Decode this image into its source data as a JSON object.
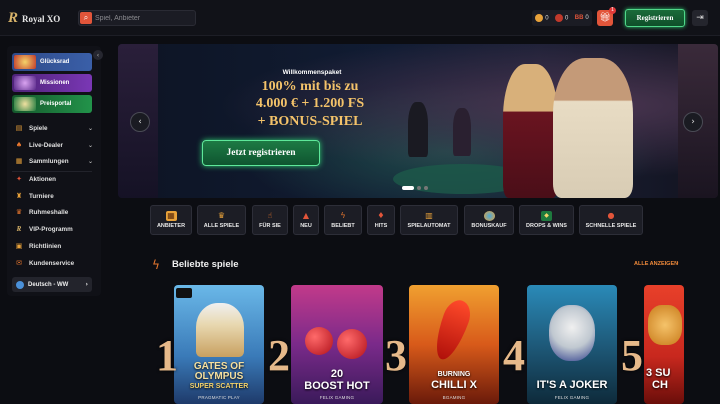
{
  "header": {
    "logo_mark": "R",
    "logo_text": "Royal XO",
    "search_placeholder": "Spiel, Anbieter",
    "coins_value": "0",
    "gems_value": "0",
    "bb_value": "0",
    "bb_label": "BB",
    "gift_badge": "1",
    "register_label": "Registrieren"
  },
  "sidebar": {
    "promos": [
      {
        "label": "Glücksrad",
        "color": "#3a5fa8"
      },
      {
        "label": "Missionen",
        "color": "#6b2fa0"
      },
      {
        "label": "Preisportal",
        "color": "#1e7a3e"
      }
    ],
    "items": [
      {
        "label": "Spiele",
        "icon": "cards-icon"
      },
      {
        "label": "Live-Dealer",
        "icon": "dealer-icon"
      },
      {
        "label": "Sammlungen",
        "icon": "collections-icon"
      },
      {
        "label": "Aktionen",
        "icon": "promotions-icon"
      },
      {
        "label": "Turniere",
        "icon": "tournament-icon"
      },
      {
        "label": "Ruhmeshalle",
        "icon": "hall-of-fame-icon"
      },
      {
        "label": "VIP-Programm",
        "icon": "vip-icon"
      },
      {
        "label": "Richtlinien",
        "icon": "policy-icon"
      },
      {
        "label": "Kundenservice",
        "icon": "support-icon"
      }
    ],
    "language": "Deutsch - WW"
  },
  "hero": {
    "kicker": "Willkommenspaket",
    "lines": [
      "100% mit bis zu",
      "4.000 € + 1.200 FS",
      "+ BONUS-SPIEL"
    ],
    "cta": "Jetzt registrieren",
    "slide_count": 3,
    "active_slide": 1
  },
  "categories": [
    {
      "label": "ANBIETER",
      "icon": "provider-icon"
    },
    {
      "label": "ALLE SPIELE",
      "icon": "crown-icon"
    },
    {
      "label": "FÜR SIE",
      "icon": "thumbs-up-icon"
    },
    {
      "label": "NEU",
      "icon": "new-icon"
    },
    {
      "label": "BELIEBT",
      "icon": "lightning-icon"
    },
    {
      "label": "HITS",
      "icon": "hits-icon"
    },
    {
      "label": "SPIELAUTOMAT",
      "icon": "slot-machine-icon"
    },
    {
      "label": "BONUSKAUF",
      "icon": "bonus-buy-icon"
    },
    {
      "label": "DROPS & WINS",
      "icon": "drops-wins-icon"
    },
    {
      "label": "SCHNELLE SPIELE",
      "icon": "fast-games-icon"
    }
  ],
  "popular": {
    "title": "Beliebte spiele",
    "see_all": "ALLE ANZEIGEN",
    "games": [
      {
        "rank": "1",
        "title_lines": [
          "GATES OF",
          "OLYMPUS"
        ],
        "sub": "SUPER SCATTER",
        "provider": "PRAGMATIC PLAY",
        "color": "#4a9fd8"
      },
      {
        "rank": "2",
        "title_lines": [
          "20",
          "BOOST HOT"
        ],
        "sub": "",
        "provider": "FELIX GAMING",
        "color": "#8a2a7a"
      },
      {
        "rank": "3",
        "title_lines": [
          "BURNING",
          "CHILLI X"
        ],
        "sub": "",
        "provider": "BGAMING",
        "color": "#d85a1a"
      },
      {
        "rank": "4",
        "title_lines": [
          "IT'S A JOKER"
        ],
        "sub": "",
        "provider": "FELIX GAMING",
        "color": "#1e6a8a"
      },
      {
        "rank": "5",
        "title_lines": [
          "3 SU",
          "CH"
        ],
        "sub": "",
        "provider": "",
        "color": "#c8281e"
      }
    ]
  }
}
# # # # # # #
YOUR GOAL – Take every line from the data above that holds "color" and copy it out.

WRITTEN REPLY –
        "color": "#3a5fa8"
        "color": "#6b2fa0"
        "color": "#1e7a3e"
        "color": "#4a9fd8"
        "color": "#8a2a7a"
        "color": "#d85a1a"
        "color": "#1e6a8a"
        "color": "#c8281e"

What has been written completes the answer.